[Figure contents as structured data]
········

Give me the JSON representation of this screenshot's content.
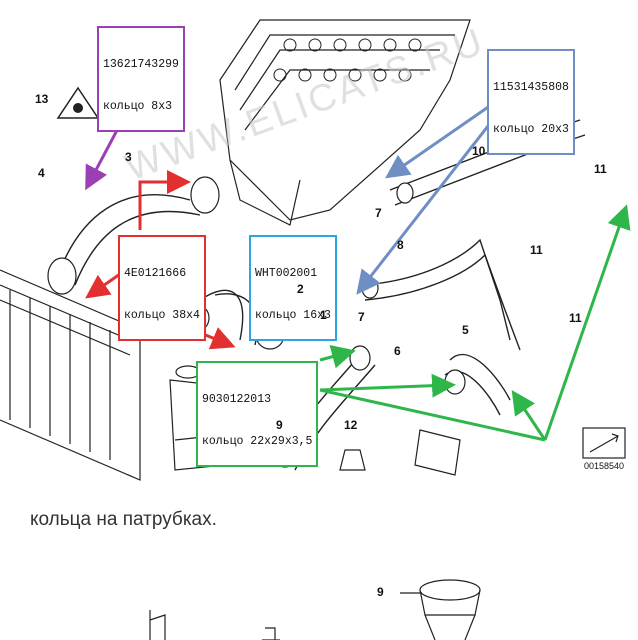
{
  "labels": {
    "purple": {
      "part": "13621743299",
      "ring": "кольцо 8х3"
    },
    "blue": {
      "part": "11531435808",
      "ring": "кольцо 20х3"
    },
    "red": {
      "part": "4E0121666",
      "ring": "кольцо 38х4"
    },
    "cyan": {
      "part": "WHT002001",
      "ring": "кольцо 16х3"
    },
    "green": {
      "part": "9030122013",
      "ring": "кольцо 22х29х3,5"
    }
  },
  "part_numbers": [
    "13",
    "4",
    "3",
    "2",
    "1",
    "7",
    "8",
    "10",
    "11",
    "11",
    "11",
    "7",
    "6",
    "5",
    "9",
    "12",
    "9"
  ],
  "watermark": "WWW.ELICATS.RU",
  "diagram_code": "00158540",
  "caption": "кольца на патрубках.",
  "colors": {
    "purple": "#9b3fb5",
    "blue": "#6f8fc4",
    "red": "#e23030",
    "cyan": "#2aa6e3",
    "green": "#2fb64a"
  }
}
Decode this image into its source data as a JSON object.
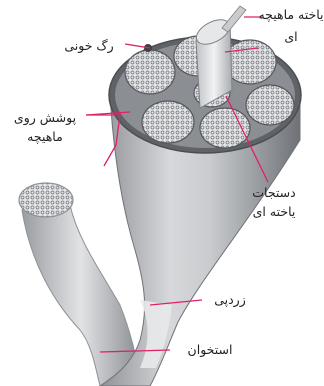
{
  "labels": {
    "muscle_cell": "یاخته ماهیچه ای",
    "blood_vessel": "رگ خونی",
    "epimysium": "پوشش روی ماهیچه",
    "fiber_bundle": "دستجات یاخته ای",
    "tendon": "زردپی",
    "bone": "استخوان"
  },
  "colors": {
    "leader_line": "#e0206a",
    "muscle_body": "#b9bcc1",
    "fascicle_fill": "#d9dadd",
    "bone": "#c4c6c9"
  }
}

········

**WORK REQUIRED:** Leave out the pictures and output the rest of the material exactly as written.

**ANSWER FOR THE TASK:**
Give me the JSON representation of this screenshot's content.
{
  "labels": {
    "purple": {
      "part": "13621743299",
      "ring": "кольцо 8х3"
    },
    "blue": {
      "part": "11531435808",
      "ring": "кольцо 20х3"
    },
    "red": {
      "part": "4E0121666",
      "ring": "кольцо 38х4"
    },
    "cyan": {
      "part": "WHT002001",
      "ring": "кольцо 16х3"
    },
    "green": {
      "part": "9030122013",
      "ring": "кольцо 22х29х3,5"
    }
  },
  "part_numbers": [
    "13",
    "4",
    "3",
    "2",
    "1",
    "7",
    "8",
    "10",
    "11",
    "11",
    "11",
    "7",
    "6",
    "5",
    "9",
    "12",
    "9"
  ],
  "watermark": "WWW.ELICATS.RU",
  "diagram_code": "00158540",
  "caption": "кольца на патрубках.",
  "colors": {
    "purple": "#9b3fb5",
    "blue": "#6f8fc4",
    "red": "#e23030",
    "cyan": "#2aa6e3",
    "green": "#2fb64a"
  }
}
Decode this image into its source data as a JSON object.
{
  "labels": {
    "muscle_cell": "یاخته ماهیچه ای",
    "blood_vessel": "رگ خونی",
    "epimysium": "پوشش روی ماهیچه",
    "fiber_bundle": "دستجات یاخته ای",
    "tendon": "زردپی",
    "bone": "استخوان"
  },
  "colors": {
    "leader_line": "#e0206a",
    "muscle_body": "#b9bcc1",
    "fascicle_fill": "#d9dadd",
    "bone": "#c4c6c9"
  }
}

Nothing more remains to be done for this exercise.